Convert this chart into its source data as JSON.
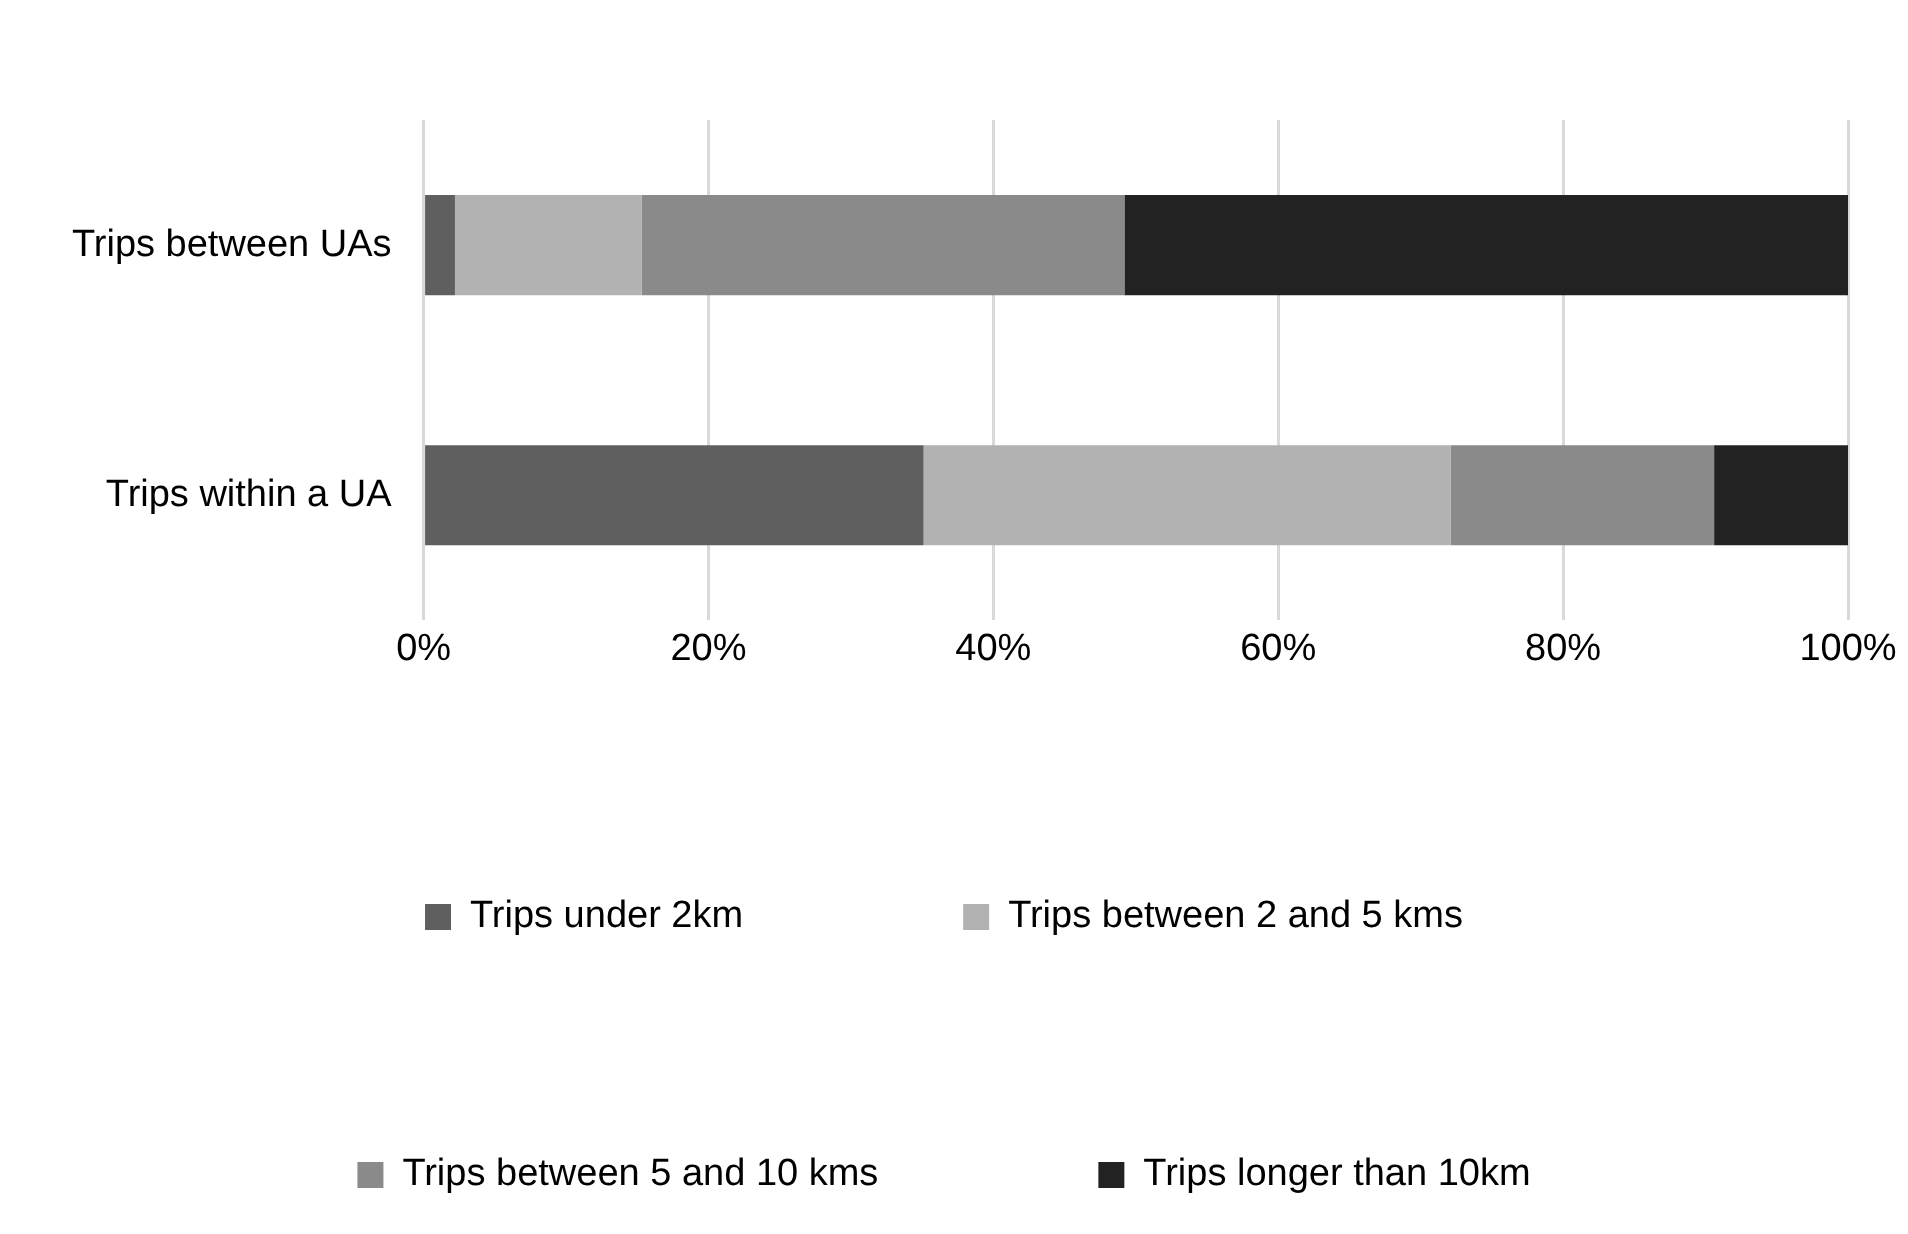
{
  "chart_data": {
    "type": "bar",
    "orientation": "horizontal",
    "stacked": true,
    "categories": [
      "Trips between UAs",
      "Trips within a UA"
    ],
    "series": [
      {
        "name": "Trips under 2km",
        "color": "#5f5f5f",
        "values": [
          2.2,
          35.1
        ]
      },
      {
        "name": "Trips between 2 and 5 kms",
        "color": "#b2b2b2",
        "values": [
          13.1,
          37.0
        ]
      },
      {
        "name": "Trips between 5 and 10 kms",
        "color": "#8a8a8a",
        "values": [
          33.9,
          18.5
        ]
      },
      {
        "name": "Trips longer than 10km",
        "color": "#222222",
        "values": [
          50.8,
          9.4
        ]
      }
    ],
    "xlim": [
      0,
      100
    ],
    "xticks": [
      {
        "value": 0,
        "label": "0%"
      },
      {
        "value": 20,
        "label": "20%"
      },
      {
        "value": 40,
        "label": "40%"
      },
      {
        "value": 60,
        "label": "60%"
      },
      {
        "value": 80,
        "label": "80%"
      },
      {
        "value": 100,
        "label": "100%"
      }
    ],
    "grid": "x",
    "legend": "bottom"
  }
}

- [Task]:
Leave out the pictures and return every record word for word.

- [Output for this task]:
Convert this chart into its source data as JSON.
{
  "chart_data": {
    "type": "bar",
    "orientation": "horizontal",
    "stacked": true,
    "categories": [
      "Trips between UAs",
      "Trips within a UA"
    ],
    "series": [
      {
        "name": "Trips under 2km",
        "color": "#5f5f5f",
        "values": [
          2.2,
          35.1
        ]
      },
      {
        "name": "Trips between 2 and 5 kms",
        "color": "#b2b2b2",
        "values": [
          13.1,
          37.0
        ]
      },
      {
        "name": "Trips between 5 and 10 kms",
        "color": "#8a8a8a",
        "values": [
          33.9,
          18.5
        ]
      },
      {
        "name": "Trips longer than 10km",
        "color": "#222222",
        "values": [
          50.8,
          9.4
        ]
      }
    ],
    "xlim": [
      0,
      100
    ],
    "xticks": [
      {
        "value": 0,
        "label": "0%"
      },
      {
        "value": 20,
        "label": "20%"
      },
      {
        "value": 40,
        "label": "40%"
      },
      {
        "value": 60,
        "label": "60%"
      },
      {
        "value": 80,
        "label": "80%"
      },
      {
        "value": 100,
        "label": "100%"
      }
    ],
    "grid": "x",
    "legend": "bottom"
  }
}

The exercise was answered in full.